### Requirement
Find each line holding "PRESUPUESTADO" and copy it out.

### Record extracts
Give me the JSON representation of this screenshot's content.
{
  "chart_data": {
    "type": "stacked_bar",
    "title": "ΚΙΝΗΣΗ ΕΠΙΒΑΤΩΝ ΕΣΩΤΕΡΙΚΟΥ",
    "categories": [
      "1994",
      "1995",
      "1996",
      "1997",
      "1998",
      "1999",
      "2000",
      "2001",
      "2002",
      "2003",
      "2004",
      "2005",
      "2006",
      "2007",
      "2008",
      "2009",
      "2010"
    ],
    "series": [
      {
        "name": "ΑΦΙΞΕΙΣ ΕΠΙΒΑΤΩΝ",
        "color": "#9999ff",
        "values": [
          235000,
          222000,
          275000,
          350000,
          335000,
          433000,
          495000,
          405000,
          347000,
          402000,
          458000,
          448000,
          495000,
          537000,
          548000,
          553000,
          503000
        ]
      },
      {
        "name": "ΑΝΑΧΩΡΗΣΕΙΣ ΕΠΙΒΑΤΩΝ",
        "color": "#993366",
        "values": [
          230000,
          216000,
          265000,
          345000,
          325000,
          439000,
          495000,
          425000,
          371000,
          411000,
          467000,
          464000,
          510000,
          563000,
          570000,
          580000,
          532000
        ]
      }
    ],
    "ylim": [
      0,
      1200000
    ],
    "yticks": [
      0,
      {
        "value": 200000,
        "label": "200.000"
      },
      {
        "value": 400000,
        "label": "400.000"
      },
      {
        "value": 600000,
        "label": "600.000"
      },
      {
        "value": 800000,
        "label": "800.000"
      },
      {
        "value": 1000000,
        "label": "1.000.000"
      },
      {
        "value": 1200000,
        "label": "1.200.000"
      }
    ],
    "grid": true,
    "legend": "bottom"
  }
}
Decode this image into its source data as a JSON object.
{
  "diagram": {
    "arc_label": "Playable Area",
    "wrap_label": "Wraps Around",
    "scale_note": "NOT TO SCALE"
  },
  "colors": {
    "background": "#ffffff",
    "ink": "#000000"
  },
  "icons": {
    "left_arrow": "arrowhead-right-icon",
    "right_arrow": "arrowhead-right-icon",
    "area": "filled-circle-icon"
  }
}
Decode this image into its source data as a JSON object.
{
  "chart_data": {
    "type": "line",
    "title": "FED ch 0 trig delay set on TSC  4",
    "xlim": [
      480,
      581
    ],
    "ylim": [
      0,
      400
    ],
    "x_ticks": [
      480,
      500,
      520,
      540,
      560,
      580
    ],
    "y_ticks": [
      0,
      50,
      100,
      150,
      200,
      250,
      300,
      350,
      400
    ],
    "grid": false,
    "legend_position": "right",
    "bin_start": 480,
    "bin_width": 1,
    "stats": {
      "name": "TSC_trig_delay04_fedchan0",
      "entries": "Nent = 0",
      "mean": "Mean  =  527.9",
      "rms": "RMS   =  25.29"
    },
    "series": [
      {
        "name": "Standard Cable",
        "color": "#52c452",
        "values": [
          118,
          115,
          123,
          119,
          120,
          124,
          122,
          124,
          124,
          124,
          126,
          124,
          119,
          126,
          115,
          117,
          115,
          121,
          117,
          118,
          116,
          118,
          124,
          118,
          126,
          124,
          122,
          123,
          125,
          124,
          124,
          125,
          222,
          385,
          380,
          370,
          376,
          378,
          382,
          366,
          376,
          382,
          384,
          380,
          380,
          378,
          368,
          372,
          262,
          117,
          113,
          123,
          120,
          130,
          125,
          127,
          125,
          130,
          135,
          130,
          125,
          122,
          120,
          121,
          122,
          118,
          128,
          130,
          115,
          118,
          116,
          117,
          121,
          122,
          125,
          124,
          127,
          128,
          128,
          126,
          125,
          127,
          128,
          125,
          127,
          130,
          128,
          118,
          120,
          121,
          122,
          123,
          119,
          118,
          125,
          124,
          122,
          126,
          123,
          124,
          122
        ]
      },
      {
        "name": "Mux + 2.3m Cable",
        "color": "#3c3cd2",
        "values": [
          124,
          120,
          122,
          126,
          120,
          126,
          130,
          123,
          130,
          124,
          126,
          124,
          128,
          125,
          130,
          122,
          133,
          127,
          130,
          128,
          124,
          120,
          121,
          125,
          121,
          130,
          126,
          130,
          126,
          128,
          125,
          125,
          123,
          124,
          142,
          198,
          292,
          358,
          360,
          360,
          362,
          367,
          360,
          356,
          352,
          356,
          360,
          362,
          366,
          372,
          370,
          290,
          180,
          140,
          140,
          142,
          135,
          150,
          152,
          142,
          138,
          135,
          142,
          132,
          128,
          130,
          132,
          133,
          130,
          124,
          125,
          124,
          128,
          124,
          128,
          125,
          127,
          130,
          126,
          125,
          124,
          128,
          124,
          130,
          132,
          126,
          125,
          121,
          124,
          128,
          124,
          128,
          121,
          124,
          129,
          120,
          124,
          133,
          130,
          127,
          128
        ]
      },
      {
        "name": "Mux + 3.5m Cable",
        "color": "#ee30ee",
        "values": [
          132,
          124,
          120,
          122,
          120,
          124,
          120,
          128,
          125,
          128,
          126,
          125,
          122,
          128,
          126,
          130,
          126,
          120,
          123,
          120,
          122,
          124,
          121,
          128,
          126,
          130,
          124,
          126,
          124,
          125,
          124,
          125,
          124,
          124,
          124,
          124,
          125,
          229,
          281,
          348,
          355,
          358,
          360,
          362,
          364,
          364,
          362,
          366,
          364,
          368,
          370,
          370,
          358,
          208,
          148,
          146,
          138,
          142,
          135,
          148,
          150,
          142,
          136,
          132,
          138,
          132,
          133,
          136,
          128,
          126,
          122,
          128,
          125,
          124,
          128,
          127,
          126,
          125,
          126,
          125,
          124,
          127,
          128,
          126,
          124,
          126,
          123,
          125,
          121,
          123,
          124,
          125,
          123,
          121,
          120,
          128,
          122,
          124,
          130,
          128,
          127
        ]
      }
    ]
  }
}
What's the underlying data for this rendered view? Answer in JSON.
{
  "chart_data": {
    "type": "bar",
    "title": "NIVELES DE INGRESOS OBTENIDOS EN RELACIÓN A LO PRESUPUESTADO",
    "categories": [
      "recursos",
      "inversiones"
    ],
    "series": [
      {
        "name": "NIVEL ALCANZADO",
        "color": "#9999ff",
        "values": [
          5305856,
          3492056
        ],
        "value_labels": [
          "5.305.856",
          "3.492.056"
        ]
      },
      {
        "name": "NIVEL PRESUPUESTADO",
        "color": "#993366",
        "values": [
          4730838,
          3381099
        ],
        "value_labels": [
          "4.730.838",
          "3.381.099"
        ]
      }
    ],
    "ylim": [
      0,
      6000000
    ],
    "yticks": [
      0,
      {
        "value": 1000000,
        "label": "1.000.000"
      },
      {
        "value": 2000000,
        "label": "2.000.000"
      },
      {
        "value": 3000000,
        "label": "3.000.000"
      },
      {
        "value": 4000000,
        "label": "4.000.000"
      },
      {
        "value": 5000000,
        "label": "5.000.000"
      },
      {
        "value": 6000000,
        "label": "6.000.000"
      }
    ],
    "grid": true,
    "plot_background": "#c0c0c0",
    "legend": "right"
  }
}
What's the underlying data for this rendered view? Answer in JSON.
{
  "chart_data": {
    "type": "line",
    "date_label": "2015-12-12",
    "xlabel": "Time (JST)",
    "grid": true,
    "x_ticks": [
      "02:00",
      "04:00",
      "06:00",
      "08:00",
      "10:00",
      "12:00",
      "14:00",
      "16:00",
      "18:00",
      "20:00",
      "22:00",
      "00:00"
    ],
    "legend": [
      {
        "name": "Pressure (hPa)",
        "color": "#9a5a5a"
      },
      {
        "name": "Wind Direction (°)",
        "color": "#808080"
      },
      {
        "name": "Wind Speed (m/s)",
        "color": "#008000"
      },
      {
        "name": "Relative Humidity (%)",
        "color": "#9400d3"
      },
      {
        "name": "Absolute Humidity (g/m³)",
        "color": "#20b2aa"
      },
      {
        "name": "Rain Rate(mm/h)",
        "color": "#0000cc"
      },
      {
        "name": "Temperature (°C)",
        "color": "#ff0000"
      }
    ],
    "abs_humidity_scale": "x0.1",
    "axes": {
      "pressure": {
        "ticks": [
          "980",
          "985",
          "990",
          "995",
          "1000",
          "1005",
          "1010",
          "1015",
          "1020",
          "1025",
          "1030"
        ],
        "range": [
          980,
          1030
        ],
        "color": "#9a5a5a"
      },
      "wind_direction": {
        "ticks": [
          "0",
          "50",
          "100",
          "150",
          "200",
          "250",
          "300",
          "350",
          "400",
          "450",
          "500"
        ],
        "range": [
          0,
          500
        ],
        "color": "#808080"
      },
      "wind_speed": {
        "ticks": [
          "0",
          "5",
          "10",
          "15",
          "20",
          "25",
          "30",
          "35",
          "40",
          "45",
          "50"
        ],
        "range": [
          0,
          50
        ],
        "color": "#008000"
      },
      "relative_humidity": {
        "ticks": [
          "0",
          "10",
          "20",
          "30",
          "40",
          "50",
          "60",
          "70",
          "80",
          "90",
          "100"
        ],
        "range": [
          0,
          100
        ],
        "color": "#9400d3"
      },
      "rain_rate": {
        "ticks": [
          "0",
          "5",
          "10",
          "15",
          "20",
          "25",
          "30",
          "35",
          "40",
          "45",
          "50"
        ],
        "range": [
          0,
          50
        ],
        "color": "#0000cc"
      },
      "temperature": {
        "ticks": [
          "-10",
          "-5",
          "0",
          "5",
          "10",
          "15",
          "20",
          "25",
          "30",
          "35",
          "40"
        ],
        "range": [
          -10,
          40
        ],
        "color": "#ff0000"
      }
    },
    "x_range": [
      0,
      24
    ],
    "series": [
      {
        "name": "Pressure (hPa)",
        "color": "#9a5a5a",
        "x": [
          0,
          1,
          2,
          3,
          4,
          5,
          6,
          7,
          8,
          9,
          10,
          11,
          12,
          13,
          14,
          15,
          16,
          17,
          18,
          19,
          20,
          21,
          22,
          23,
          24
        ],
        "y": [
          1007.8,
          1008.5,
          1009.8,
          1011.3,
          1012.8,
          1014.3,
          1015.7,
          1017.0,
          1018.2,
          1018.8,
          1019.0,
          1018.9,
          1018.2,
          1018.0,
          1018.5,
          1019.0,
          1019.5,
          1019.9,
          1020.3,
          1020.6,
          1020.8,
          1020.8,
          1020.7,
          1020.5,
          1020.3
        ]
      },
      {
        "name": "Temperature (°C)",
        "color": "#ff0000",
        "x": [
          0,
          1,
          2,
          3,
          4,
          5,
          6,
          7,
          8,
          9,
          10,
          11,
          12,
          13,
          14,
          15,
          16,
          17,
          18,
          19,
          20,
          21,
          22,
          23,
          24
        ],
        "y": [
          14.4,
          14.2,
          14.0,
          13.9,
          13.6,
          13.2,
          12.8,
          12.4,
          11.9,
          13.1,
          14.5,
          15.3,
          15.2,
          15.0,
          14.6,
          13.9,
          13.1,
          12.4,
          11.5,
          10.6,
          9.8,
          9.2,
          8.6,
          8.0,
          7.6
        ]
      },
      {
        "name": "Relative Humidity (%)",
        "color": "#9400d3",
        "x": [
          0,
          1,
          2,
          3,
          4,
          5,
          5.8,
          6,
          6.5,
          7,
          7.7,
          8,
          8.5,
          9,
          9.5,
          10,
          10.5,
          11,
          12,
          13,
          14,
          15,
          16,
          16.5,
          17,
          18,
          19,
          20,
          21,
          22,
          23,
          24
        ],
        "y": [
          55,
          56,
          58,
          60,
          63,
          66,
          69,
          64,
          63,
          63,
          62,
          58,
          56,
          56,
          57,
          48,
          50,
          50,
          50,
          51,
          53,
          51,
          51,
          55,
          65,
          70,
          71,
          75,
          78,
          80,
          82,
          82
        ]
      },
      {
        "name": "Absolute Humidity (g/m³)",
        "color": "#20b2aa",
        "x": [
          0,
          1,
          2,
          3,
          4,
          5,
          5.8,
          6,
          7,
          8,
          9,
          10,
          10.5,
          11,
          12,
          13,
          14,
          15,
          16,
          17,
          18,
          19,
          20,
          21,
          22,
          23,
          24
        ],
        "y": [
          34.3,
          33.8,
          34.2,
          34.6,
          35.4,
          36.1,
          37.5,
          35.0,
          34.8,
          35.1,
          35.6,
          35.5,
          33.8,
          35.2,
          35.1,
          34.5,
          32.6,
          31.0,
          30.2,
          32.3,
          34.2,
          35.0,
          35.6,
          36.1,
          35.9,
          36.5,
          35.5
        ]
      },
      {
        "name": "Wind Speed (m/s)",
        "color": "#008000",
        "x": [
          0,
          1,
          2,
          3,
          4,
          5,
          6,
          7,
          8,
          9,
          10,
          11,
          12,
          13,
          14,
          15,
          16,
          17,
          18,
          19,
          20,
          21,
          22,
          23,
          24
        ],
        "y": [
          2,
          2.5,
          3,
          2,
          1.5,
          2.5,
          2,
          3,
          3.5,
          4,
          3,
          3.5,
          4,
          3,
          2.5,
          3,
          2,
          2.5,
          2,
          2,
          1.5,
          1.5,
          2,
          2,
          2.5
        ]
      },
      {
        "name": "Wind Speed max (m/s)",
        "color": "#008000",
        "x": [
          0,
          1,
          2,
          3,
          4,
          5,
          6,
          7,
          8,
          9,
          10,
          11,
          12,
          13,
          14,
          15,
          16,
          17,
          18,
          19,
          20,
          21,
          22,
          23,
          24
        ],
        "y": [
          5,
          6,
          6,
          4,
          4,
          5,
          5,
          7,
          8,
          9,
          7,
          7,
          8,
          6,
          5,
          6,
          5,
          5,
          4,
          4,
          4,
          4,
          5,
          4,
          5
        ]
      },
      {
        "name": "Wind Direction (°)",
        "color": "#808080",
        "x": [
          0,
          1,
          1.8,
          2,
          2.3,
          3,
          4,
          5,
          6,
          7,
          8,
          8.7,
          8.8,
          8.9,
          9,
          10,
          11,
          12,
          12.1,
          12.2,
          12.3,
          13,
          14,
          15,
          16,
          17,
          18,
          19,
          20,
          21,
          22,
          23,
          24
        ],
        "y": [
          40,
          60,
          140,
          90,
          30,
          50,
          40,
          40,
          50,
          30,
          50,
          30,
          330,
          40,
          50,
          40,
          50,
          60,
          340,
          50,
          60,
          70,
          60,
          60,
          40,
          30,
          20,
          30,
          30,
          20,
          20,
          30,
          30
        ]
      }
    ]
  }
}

### Written solution
    "title": "NIVELES DE INGRESOS OBTENIDOS EN RELACIÓN A LO PRESUPUESTADO",
        "name": "NIVEL PRESUPUESTADO",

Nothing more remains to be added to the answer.